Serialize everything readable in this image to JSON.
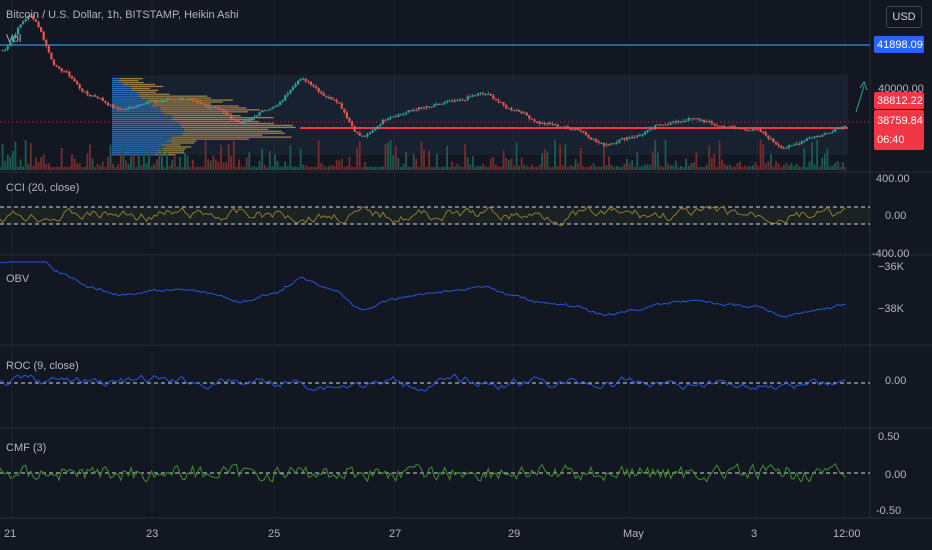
{
  "header": {
    "title": "Bitcoin / U.S. Dollar, 1h, BITSTAMP, Heikin Ashi",
    "vol_label": "Vol",
    "currency_button": "USD"
  },
  "price_tags": {
    "level_high": "41898.09",
    "current": "38812.22",
    "previous": "38759.84",
    "countdown": "06:40"
  },
  "colors": {
    "background": "#131722",
    "up": "#26a69a",
    "down": "#ef5350",
    "blue_level": "#2196f3",
    "poc_line": "#f23645",
    "indicator_line": "#2962ff",
    "cci_line": "#8d7a2f",
    "cmf_line": "#3f8f2a",
    "tag_red": "#f23645",
    "tag_blue": "#2962ff"
  },
  "chart_data": [
    {
      "type": "candlestick",
      "name": "price",
      "title": "Bitcoin / U.S. Dollar, 1h, BITSTAMP, Heikin Ashi",
      "x_ticks": [
        "21",
        "23",
        "25",
        "27",
        "29",
        "May",
        "3",
        "12:00"
      ],
      "y_ticks": [
        "40000.00"
      ],
      "ylim": [
        37500,
        42500
      ],
      "levels": {
        "blue_line": 41898.09,
        "poc_line": 38760
      },
      "close_path": [
        {
          "x": "21",
          "close": 41200
        },
        {
          "x": "21 12:00",
          "close": 42300
        },
        {
          "x": "22",
          "close": 40600
        },
        {
          "x": "22 12:00",
          "close": 39800
        },
        {
          "x": "23",
          "close": 39350
        },
        {
          "x": "23 12:00",
          "close": 39600
        },
        {
          "x": "24",
          "close": 39700
        },
        {
          "x": "24 12:00",
          "close": 39450
        },
        {
          "x": "25",
          "close": 38950
        },
        {
          "x": "25 12:00",
          "close": 39400
        },
        {
          "x": "26",
          "close": 40300
        },
        {
          "x": "26 12:00",
          "close": 39700
        },
        {
          "x": "27",
          "close": 38500
        },
        {
          "x": "27 12:00",
          "close": 39150
        },
        {
          "x": "28",
          "close": 39400
        },
        {
          "x": "28 12:00",
          "close": 39600
        },
        {
          "x": "29",
          "close": 39850
        },
        {
          "x": "29 12:00",
          "close": 39350
        },
        {
          "x": "30",
          "close": 38900
        },
        {
          "x": "30 12:00",
          "close": 38750
        },
        {
          "x": "May",
          "close": 38250
        },
        {
          "x": "May 12:00",
          "close": 38500
        },
        {
          "x": "2",
          "close": 38900
        },
        {
          "x": "2 12:00",
          "close": 39050
        },
        {
          "x": "3",
          "close": 38800
        },
        {
          "x": "3 12:00",
          "close": 38700
        },
        {
          "x": "4",
          "close": 38150
        },
        {
          "x": "4 12:00",
          "close": 38500
        },
        {
          "x": "12:00",
          "close": 38812.22
        }
      ]
    },
    {
      "type": "line",
      "name": "cci",
      "title": "CCI (20, close)",
      "y_ticks": [
        "400.00",
        "0.00",
        "-400.00"
      ],
      "ylim": [
        -400,
        400
      ],
      "bands": [
        100,
        -100
      ]
    },
    {
      "type": "line",
      "name": "obv",
      "title": "OBV",
      "y_ticks": [
        "−36K",
        "−38K"
      ]
    },
    {
      "type": "line",
      "name": "roc",
      "title": "ROC (9, close)",
      "y_ticks": [
        "0.00"
      ]
    },
    {
      "type": "line",
      "name": "cmf",
      "title": "CMF (3)",
      "y_ticks": [
        "0.50",
        "0.00",
        "-0.50"
      ],
      "ylim": [
        -0.5,
        0.5
      ]
    }
  ]
}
---
• TO BE DONE: Copy the records above exactly, leaving out every picture.

• SOLUTION TO THIS PROBLEM:
Serialize everything readable in this image to JSON.
{
  "header": {
    "title": "Bitcoin / U.S. Dollar, 1h, BITSTAMP, Heikin Ashi",
    "vol_label": "Vol",
    "currency_button": "USD"
  },
  "price_tags": {
    "level_high": "41898.09",
    "current": "38812.22",
    "previous": "38759.84",
    "countdown": "06:40"
  },
  "colors": {
    "background": "#131722",
    "up": "#26a69a",
    "down": "#ef5350",
    "blue_level": "#2196f3",
    "poc_line": "#f23645",
    "indicator_line": "#2962ff",
    "cci_line": "#8d7a2f",
    "cmf_line": "#3f8f2a",
    "tag_red": "#f23645",
    "tag_blue": "#2962ff"
  },
  "chart_data": [
    {
      "type": "candlestick",
      "name": "price",
      "title": "Bitcoin / U.S. Dollar, 1h, BITSTAMP, Heikin Ashi",
      "x_ticks": [
        "21",
        "23",
        "25",
        "27",
        "29",
        "May",
        "3",
        "12:00"
      ],
      "y_ticks": [
        "40000.00"
      ],
      "ylim": [
        37500,
        42500
      ],
      "levels": {
        "blue_line": 41898.09,
        "poc_line": 38760
      },
      "close_path": [
        {
          "x": "21",
          "close": 41200
        },
        {
          "x": "21 12:00",
          "close": 42300
        },
        {
          "x": "22",
          "close": 40600
        },
        {
          "x": "22 12:00",
          "close": 39800
        },
        {
          "x": "23",
          "close": 39350
        },
        {
          "x": "23 12:00",
          "close": 39600
        },
        {
          "x": "24",
          "close": 39700
        },
        {
          "x": "24 12:00",
          "close": 39450
        },
        {
          "x": "25",
          "close": 38950
        },
        {
          "x": "25 12:00",
          "close": 39400
        },
        {
          "x": "26",
          "close": 40300
        },
        {
          "x": "26 12:00",
          "close": 39700
        },
        {
          "x": "27",
          "close": 38500
        },
        {
          "x": "27 12:00",
          "close": 39150
        },
        {
          "x": "28",
          "close": 39400
        },
        {
          "x": "28 12:00",
          "close": 39600
        },
        {
          "x": "29",
          "close": 39850
        },
        {
          "x": "29 12:00",
          "close": 39350
        },
        {
          "x": "30",
          "close": 38900
        },
        {
          "x": "30 12:00",
          "close": 38750
        },
        {
          "x": "May",
          "close": 38250
        },
        {
          "x": "May 12:00",
          "close": 38500
        },
        {
          "x": "2",
          "close": 38900
        },
        {
          "x": "2 12:00",
          "close": 39050
        },
        {
          "x": "3",
          "close": 38800
        },
        {
          "x": "3 12:00",
          "close": 38700
        },
        {
          "x": "4",
          "close": 38150
        },
        {
          "x": "4 12:00",
          "close": 38500
        },
        {
          "x": "12:00",
          "close": 38812.22
        }
      ]
    },
    {
      "type": "line",
      "name": "cci",
      "title": "CCI (20, close)",
      "y_ticks": [
        "400.00",
        "0.00",
        "-400.00"
      ],
      "ylim": [
        -400,
        400
      ],
      "bands": [
        100,
        -100
      ]
    },
    {
      "type": "line",
      "name": "obv",
      "title": "OBV",
      "y_ticks": [
        "−36K",
        "−38K"
      ]
    },
    {
      "type": "line",
      "name": "roc",
      "title": "ROC (9, close)",
      "y_ticks": [
        "0.00"
      ]
    },
    {
      "type": "line",
      "name": "cmf",
      "title": "CMF (3)",
      "y_ticks": [
        "0.50",
        "0.00",
        "-0.50"
      ],
      "ylim": [
        -0.5,
        0.5
      ]
    }
  ]
}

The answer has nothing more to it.